Stated goal:
Copy out each line of the data that holds the word "name".

Records from a data source:

#####

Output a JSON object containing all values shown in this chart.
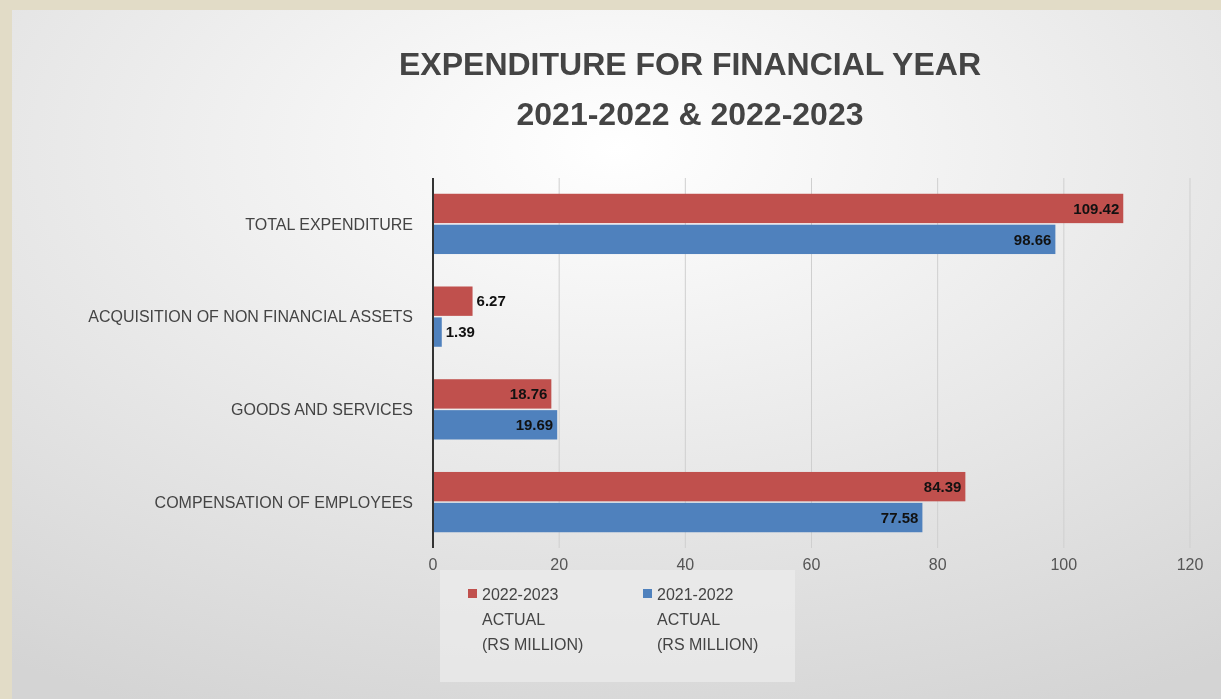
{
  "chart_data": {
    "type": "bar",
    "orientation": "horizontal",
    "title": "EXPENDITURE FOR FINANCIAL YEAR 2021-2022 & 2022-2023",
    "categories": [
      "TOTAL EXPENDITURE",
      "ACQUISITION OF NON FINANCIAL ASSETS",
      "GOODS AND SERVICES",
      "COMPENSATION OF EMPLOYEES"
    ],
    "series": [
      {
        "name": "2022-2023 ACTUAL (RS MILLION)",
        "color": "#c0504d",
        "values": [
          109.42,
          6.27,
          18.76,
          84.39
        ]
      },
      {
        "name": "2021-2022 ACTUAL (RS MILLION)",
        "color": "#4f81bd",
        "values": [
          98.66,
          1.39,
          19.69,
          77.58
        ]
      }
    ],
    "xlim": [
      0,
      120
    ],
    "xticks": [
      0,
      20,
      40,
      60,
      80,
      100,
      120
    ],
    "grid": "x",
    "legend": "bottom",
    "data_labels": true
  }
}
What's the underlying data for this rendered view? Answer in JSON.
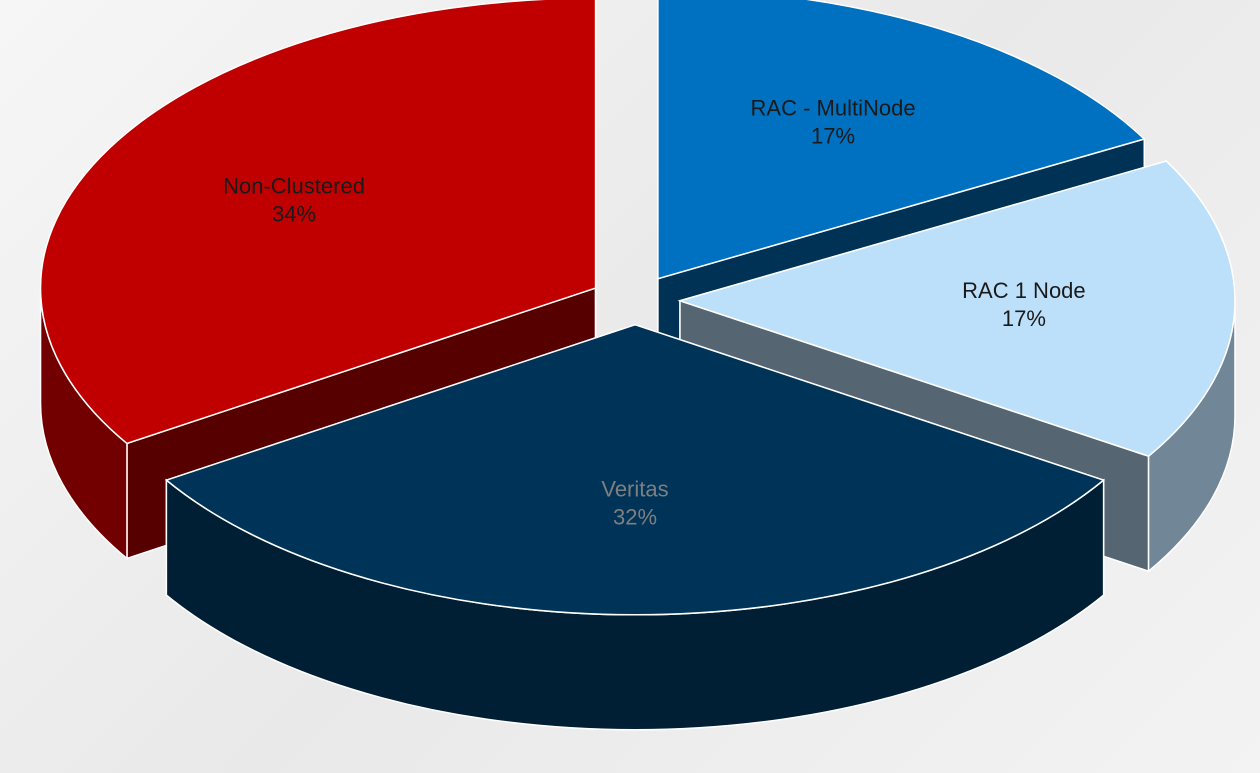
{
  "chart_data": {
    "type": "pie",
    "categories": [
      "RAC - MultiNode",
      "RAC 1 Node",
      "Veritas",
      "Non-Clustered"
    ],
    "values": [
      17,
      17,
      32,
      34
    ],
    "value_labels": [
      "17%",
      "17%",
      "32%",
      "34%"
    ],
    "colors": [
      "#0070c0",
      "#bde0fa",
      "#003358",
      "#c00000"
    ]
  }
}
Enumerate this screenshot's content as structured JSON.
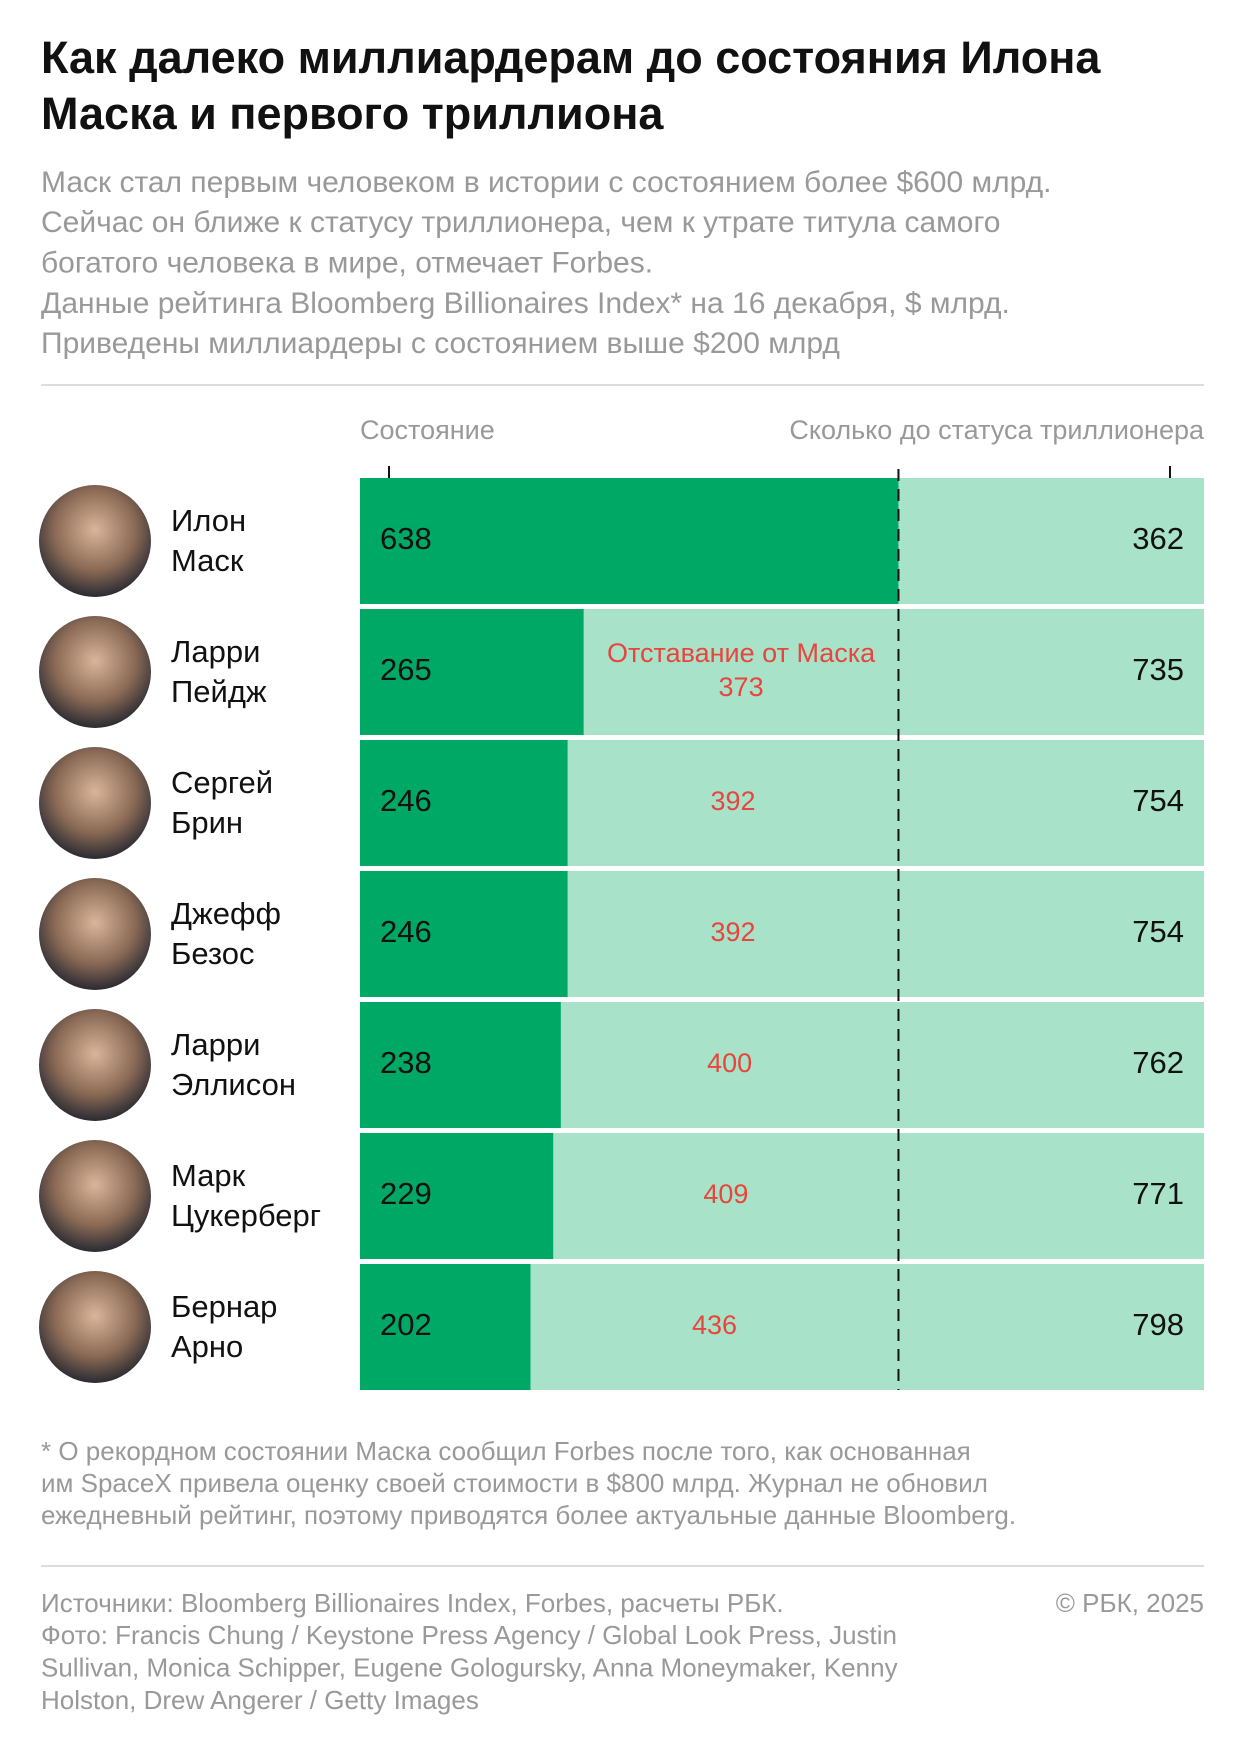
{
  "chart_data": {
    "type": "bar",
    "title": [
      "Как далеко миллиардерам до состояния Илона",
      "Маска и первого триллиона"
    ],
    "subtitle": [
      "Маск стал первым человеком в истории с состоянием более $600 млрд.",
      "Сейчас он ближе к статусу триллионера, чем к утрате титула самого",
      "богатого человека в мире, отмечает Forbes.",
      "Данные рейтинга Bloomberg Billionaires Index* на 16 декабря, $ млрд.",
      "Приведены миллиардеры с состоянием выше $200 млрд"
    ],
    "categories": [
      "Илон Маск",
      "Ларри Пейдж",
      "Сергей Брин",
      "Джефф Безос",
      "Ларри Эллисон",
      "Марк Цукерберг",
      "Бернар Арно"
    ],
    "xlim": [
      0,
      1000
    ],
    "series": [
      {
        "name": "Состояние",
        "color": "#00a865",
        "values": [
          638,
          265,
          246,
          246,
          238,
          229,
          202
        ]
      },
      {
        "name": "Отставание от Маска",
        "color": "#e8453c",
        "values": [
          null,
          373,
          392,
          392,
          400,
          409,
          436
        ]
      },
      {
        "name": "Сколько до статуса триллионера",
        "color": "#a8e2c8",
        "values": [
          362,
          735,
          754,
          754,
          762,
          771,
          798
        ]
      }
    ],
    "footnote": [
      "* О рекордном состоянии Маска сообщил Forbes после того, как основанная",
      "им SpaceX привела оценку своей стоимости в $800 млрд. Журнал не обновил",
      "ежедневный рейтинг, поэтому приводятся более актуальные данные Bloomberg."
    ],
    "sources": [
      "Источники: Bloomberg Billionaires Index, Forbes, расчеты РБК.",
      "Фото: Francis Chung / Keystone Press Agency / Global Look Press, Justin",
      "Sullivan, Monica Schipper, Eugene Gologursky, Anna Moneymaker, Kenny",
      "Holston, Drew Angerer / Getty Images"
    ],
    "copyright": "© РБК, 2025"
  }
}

#####

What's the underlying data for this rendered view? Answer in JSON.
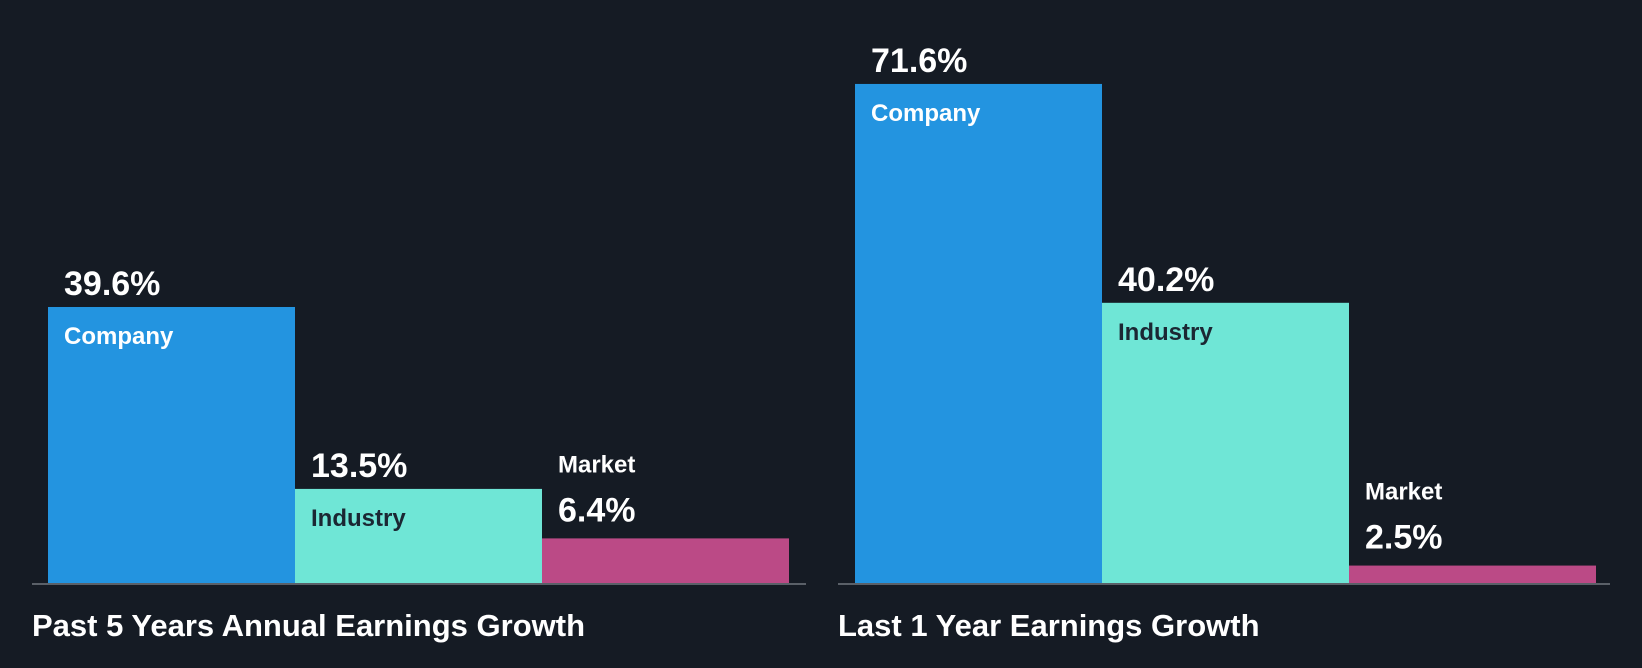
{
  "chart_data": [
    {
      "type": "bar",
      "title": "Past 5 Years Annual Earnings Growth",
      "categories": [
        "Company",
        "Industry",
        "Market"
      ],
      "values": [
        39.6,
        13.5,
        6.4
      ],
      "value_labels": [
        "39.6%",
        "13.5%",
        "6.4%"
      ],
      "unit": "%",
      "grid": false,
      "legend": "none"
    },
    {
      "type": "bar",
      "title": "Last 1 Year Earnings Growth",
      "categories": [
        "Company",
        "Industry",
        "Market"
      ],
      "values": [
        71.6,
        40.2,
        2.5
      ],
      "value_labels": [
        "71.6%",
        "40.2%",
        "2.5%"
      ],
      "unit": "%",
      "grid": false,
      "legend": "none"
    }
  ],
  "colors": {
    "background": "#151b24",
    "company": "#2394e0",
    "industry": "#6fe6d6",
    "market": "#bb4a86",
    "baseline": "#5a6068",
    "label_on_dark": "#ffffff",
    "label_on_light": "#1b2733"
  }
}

#####

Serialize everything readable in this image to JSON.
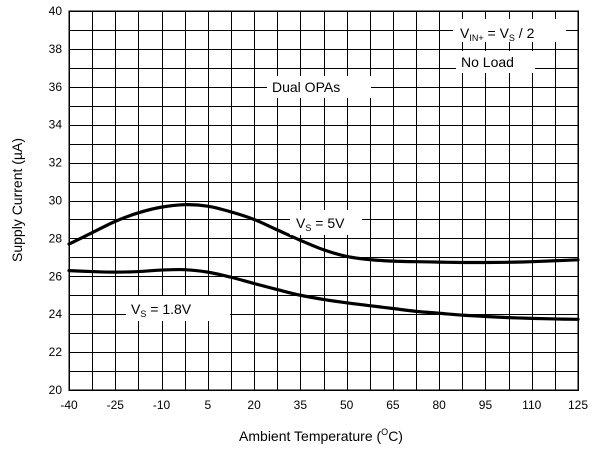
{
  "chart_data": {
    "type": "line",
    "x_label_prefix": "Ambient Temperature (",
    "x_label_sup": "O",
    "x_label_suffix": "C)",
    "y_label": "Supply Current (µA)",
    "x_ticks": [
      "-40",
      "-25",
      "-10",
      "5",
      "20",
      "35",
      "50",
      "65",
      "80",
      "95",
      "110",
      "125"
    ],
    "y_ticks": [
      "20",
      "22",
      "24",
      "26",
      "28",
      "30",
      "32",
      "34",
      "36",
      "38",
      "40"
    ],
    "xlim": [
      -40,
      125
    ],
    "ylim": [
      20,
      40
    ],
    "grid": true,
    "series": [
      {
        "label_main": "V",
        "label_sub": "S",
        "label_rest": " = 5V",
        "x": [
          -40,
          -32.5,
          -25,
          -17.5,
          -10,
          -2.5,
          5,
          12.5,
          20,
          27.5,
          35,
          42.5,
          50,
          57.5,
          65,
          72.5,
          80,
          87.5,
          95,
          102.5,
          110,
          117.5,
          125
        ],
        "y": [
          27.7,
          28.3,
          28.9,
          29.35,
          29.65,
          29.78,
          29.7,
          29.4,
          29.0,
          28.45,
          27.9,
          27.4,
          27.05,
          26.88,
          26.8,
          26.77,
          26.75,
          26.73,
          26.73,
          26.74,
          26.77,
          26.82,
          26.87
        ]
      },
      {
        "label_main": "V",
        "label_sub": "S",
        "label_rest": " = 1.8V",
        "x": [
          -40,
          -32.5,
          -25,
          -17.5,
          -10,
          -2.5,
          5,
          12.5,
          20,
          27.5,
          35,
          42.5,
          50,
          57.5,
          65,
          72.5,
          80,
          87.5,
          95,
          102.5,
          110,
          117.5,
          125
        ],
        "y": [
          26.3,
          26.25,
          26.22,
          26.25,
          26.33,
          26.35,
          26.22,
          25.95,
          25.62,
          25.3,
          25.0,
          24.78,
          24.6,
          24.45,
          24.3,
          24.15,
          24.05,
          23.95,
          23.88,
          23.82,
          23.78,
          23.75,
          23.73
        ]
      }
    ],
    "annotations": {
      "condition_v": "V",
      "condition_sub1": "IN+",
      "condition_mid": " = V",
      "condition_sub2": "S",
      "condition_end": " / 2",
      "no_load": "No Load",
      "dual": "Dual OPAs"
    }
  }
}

#####

Written solution:
        "name": "2022-2023 ACTUAL (RS MILLION)",
        "name": "2021-2022 ACTUAL (RS MILLION)",
        "name": "Состояние",
        "name": "Отставание от Маска",
        "name": "Сколько до статуса триллионера",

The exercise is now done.